● Exercise task:
Show all lines holding the string "entry".

====== Data shown ======

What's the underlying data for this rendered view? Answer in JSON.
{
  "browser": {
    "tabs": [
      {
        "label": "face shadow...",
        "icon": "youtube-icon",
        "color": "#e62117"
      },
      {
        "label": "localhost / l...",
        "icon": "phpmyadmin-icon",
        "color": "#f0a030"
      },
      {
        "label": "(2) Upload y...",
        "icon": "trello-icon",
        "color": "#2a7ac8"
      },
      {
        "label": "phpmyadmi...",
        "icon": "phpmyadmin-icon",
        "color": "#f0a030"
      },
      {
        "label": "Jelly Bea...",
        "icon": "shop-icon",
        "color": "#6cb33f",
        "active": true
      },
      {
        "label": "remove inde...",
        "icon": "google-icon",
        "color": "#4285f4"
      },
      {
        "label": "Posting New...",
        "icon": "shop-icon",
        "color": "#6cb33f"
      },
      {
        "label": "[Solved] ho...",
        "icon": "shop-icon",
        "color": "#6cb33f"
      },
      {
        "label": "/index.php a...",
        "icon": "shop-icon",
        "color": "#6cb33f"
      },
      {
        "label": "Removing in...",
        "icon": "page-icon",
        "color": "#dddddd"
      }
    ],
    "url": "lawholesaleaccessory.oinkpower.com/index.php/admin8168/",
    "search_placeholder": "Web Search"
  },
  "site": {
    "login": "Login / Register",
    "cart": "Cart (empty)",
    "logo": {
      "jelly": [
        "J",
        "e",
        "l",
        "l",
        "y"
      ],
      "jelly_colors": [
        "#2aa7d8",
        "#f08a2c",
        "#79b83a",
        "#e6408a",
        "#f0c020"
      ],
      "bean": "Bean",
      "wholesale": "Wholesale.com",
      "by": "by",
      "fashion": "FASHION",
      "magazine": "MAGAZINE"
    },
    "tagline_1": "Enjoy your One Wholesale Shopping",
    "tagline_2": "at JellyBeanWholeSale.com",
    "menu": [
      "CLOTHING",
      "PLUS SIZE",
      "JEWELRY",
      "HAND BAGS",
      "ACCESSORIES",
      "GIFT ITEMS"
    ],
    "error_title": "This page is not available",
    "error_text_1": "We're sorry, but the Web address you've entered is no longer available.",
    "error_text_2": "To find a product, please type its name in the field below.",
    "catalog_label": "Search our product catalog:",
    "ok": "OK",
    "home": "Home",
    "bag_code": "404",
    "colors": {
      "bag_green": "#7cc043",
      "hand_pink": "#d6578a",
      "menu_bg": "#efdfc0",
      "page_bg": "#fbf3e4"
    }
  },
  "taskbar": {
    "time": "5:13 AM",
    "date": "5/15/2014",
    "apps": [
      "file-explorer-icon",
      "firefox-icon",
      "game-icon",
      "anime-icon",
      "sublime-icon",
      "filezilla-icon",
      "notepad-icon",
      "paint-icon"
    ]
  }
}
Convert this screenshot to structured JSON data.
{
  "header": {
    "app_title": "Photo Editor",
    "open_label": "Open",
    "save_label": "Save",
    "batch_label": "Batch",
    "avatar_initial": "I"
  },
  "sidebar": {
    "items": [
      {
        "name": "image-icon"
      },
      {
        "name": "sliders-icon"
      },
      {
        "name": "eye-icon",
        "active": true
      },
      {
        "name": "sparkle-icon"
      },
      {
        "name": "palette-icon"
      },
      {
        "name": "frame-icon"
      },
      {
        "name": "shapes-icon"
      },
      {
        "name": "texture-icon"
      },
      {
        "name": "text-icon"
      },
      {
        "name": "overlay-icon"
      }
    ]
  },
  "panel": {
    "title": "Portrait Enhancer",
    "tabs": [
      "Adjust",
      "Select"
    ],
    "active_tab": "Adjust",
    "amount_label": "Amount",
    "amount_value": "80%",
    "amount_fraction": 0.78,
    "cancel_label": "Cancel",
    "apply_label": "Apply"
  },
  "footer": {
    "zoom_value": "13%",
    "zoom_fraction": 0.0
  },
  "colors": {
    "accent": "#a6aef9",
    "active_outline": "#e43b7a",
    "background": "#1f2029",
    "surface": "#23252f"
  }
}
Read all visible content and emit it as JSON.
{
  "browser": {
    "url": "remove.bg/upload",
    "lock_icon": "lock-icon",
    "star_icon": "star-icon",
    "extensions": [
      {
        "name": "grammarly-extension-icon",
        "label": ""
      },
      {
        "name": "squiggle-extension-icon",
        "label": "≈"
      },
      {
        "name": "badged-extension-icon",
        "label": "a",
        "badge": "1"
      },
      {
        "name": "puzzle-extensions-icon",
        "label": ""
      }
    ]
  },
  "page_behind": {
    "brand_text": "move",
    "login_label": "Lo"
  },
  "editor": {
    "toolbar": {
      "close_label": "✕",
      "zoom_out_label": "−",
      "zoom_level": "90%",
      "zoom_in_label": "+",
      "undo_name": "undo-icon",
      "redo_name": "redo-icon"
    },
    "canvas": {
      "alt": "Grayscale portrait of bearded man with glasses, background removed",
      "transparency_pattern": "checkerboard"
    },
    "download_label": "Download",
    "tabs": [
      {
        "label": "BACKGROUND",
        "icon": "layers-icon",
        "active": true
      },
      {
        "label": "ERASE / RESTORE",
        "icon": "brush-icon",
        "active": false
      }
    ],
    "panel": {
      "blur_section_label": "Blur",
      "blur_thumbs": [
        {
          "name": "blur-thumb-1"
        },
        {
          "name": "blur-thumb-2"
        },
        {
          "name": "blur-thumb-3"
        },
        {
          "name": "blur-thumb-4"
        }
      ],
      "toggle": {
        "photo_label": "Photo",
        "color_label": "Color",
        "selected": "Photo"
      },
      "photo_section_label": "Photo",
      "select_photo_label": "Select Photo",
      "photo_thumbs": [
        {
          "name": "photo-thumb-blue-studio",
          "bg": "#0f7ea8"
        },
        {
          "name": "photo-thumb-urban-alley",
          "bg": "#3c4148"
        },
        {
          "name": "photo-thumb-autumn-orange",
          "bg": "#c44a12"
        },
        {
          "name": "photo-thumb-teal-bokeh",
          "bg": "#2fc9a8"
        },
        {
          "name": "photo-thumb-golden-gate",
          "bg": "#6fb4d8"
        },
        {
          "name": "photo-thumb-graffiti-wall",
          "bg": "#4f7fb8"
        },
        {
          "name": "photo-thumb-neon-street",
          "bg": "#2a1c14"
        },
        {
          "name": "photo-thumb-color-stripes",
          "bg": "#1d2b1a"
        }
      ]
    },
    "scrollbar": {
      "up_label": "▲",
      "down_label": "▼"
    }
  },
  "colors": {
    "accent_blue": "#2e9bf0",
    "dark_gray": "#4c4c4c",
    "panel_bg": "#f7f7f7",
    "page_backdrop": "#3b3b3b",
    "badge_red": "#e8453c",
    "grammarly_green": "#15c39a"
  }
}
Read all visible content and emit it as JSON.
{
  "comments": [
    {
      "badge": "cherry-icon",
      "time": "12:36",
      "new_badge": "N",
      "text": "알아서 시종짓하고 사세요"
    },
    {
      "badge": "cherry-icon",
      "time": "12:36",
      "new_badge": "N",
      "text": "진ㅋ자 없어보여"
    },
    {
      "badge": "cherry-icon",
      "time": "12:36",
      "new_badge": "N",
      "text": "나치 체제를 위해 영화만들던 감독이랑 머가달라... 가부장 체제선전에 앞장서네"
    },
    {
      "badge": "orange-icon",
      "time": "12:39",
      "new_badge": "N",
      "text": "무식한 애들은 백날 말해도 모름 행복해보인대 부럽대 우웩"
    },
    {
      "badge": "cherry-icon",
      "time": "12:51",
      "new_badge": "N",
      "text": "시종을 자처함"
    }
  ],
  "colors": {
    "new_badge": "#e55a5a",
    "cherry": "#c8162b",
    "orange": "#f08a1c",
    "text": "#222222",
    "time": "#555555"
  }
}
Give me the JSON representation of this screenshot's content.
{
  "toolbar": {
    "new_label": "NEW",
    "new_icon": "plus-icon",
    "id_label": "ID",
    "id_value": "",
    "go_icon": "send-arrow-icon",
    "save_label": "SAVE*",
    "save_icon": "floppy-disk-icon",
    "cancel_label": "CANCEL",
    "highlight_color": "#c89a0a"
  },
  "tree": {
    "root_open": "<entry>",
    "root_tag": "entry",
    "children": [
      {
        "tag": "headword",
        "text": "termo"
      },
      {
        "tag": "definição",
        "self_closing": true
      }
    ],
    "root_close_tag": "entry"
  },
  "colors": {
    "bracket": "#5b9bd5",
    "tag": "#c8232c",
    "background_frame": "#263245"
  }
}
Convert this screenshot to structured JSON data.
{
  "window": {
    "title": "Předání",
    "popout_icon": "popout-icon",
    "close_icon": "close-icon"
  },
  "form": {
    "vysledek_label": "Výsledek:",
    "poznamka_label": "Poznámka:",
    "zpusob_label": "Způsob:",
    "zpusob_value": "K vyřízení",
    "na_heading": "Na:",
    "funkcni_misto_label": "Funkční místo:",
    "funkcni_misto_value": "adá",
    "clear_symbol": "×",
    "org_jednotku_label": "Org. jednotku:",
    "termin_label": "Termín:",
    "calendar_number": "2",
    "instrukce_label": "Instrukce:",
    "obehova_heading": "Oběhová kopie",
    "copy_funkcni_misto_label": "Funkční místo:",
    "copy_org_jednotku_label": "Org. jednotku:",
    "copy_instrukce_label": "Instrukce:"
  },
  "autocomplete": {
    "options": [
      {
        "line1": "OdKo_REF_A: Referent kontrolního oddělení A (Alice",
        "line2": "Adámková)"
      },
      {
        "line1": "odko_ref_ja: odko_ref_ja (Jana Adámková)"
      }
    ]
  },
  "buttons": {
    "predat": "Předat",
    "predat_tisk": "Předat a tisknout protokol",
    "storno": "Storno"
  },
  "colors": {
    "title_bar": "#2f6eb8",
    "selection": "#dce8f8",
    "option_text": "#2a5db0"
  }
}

======

● Final result:
    "root_open": "<entry>",
    "root_tag": "entry",
    "root_close_tag": "entry"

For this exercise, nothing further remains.